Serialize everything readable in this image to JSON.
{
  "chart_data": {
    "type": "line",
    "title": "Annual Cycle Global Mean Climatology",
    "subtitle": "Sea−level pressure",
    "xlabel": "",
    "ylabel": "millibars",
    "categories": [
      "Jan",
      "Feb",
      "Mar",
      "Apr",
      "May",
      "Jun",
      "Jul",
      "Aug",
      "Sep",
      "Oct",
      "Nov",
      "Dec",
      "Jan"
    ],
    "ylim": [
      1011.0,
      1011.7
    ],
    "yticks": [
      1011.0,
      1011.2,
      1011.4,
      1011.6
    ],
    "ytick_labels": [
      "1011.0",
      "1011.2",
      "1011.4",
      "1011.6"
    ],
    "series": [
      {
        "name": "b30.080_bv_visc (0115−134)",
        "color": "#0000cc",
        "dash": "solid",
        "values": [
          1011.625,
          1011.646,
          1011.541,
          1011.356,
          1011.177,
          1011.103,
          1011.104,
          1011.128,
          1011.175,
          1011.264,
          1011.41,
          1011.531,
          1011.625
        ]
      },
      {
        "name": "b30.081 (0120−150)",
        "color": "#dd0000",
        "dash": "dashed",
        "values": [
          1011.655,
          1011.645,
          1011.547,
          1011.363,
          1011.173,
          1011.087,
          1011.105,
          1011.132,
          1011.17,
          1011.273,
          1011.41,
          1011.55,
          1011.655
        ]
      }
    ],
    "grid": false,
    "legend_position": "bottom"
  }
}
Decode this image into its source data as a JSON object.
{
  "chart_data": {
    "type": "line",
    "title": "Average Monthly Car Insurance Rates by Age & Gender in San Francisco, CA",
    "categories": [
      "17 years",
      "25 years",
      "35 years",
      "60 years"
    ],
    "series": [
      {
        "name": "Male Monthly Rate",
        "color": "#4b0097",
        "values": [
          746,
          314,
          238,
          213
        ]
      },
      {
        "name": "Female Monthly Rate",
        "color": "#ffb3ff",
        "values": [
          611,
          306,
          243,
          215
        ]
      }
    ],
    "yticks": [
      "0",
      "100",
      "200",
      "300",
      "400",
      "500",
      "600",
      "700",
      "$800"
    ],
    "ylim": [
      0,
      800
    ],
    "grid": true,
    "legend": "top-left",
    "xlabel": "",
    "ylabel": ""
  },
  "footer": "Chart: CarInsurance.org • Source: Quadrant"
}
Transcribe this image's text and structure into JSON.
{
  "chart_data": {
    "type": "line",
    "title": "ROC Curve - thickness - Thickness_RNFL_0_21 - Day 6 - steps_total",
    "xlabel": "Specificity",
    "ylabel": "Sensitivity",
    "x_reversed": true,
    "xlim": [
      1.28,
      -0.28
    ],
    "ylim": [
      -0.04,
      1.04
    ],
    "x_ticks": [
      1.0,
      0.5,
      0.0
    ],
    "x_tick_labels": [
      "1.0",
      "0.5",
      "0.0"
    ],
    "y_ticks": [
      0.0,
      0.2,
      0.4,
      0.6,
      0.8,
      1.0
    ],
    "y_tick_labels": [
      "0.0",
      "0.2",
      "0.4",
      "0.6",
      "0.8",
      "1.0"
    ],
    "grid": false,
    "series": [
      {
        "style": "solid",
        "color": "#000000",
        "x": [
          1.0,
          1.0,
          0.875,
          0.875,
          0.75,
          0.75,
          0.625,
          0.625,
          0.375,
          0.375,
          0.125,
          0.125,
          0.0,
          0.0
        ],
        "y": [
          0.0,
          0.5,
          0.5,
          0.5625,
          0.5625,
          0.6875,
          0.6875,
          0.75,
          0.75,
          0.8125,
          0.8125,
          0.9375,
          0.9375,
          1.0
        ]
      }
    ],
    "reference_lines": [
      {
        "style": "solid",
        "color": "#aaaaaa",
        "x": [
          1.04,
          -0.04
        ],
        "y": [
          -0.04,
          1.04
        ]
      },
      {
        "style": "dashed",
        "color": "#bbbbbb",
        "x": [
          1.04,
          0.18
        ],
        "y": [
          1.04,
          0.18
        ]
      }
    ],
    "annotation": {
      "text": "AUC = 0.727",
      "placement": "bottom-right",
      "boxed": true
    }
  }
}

============

Transcribe every record above exactly as it appears.

Serialize everything readable in this image to JSON.
{
  "chart_data": {
    "type": "line",
    "title": "Annual Cycle Global Mean Climatology",
    "subtitle": "Sea−level pressure",
    "xlabel": "",
    "ylabel": "millibars",
    "categories": [
      "Jan",
      "Feb",
      "Mar",
      "Apr",
      "May",
      "Jun",
      "Jul",
      "Aug",
      "Sep",
      "Oct",
      "Nov",
      "Dec",
      "Jan"
    ],
    "ylim": [
      1011.0,
      1011.7
    ],
    "yticks": [
      1011.0,
      1011.2,
      1011.4,
      1011.6
    ],
    "ytick_labels": [
      "1011.0",
      "1011.2",
      "1011.4",
      "1011.6"
    ],
    "series": [
      {
        "name": "b30.080_bv_visc (0115−134)",
        "color": "#0000cc",
        "dash": "solid",
        "values": [
          1011.625,
          1011.646,
          1011.541,
          1011.356,
          1011.177,
          1011.103,
          1011.104,
          1011.128,
          1011.175,
          1011.264,
          1011.41,
          1011.531,
          1011.625
        ]
      },
      {
        "name": "b30.081 (0120−150)",
        "color": "#dd0000",
        "dash": "dashed",
        "values": [
          1011.655,
          1011.645,
          1011.547,
          1011.363,
          1011.173,
          1011.087,
          1011.105,
          1011.132,
          1011.17,
          1011.273,
          1011.41,
          1011.55,
          1011.655
        ]
      }
    ],
    "grid": false,
    "legend_position": "bottom"
  }
}
Decode this image into its source data as a JSON object.
{
  "chart_data": {
    "type": "line",
    "title": "Average Monthly Car Insurance Rates by Age & Gender in San Francisco, CA",
    "categories": [
      "17 years",
      "25 years",
      "35 years",
      "60 years"
    ],
    "series": [
      {
        "name": "Male Monthly Rate",
        "color": "#4b0097",
        "values": [
          746,
          314,
          238,
          213
        ]
      },
      {
        "name": "Female Monthly Rate",
        "color": "#ffb3ff",
        "values": [
          611,
          306,
          243,
          215
        ]
      }
    ],
    "yticks": [
      "0",
      "100",
      "200",
      "300",
      "400",
      "500",
      "600",
      "700",
      "$800"
    ],
    "ylim": [
      0,
      800
    ],
    "grid": true,
    "legend": "top-left",
    "xlabel": "",
    "ylabel": ""
  },
  "footer": "Chart: CarInsurance.org • Source: Quadrant"
}
Transcribe this image's text and structure into JSON.
{
  "chart_data": {
    "type": "line",
    "title": "ROC Curve - thickness - Thickness_RNFL_0_21 - Day 6 - steps_total",
    "xlabel": "Specificity",
    "ylabel": "Sensitivity",
    "x_reversed": true,
    "xlim": [
      1.28,
      -0.28
    ],
    "ylim": [
      -0.04,
      1.04
    ],
    "x_ticks": [
      1.0,
      0.5,
      0.0
    ],
    "x_tick_labels": [
      "1.0",
      "0.5",
      "0.0"
    ],
    "y_ticks": [
      0.0,
      0.2,
      0.4,
      0.6,
      0.8,
      1.0
    ],
    "y_tick_labels": [
      "0.0",
      "0.2",
      "0.4",
      "0.6",
      "0.8",
      "1.0"
    ],
    "grid": false,
    "series": [
      {
        "style": "solid",
        "color": "#000000",
        "x": [
          1.0,
          1.0,
          0.875,
          0.875,
          0.75,
          0.75,
          0.625,
          0.625,
          0.375,
          0.375,
          0.125,
          0.125,
          0.0,
          0.0
        ],
        "y": [
          0.0,
          0.5,
          0.5,
          0.5625,
          0.5625,
          0.6875,
          0.6875,
          0.75,
          0.75,
          0.8125,
          0.8125,
          0.9375,
          0.9375,
          1.0
        ]
      }
    ],
    "reference_lines": [
      {
        "style": "solid",
        "color": "#aaaaaa",
        "x": [
          1.04,
          -0.04
        ],
        "y": [
          -0.04,
          1.04
        ]
      },
      {
        "style": "dashed",
        "color": "#bbbbbb",
        "x": [
          1.04,
          0.18
        ],
        "y": [
          1.04,
          0.18
        ]
      }
    ],
    "annotation": {
      "text": "AUC = 0.727",
      "placement": "bottom-right",
      "boxed": true
    }
  }
}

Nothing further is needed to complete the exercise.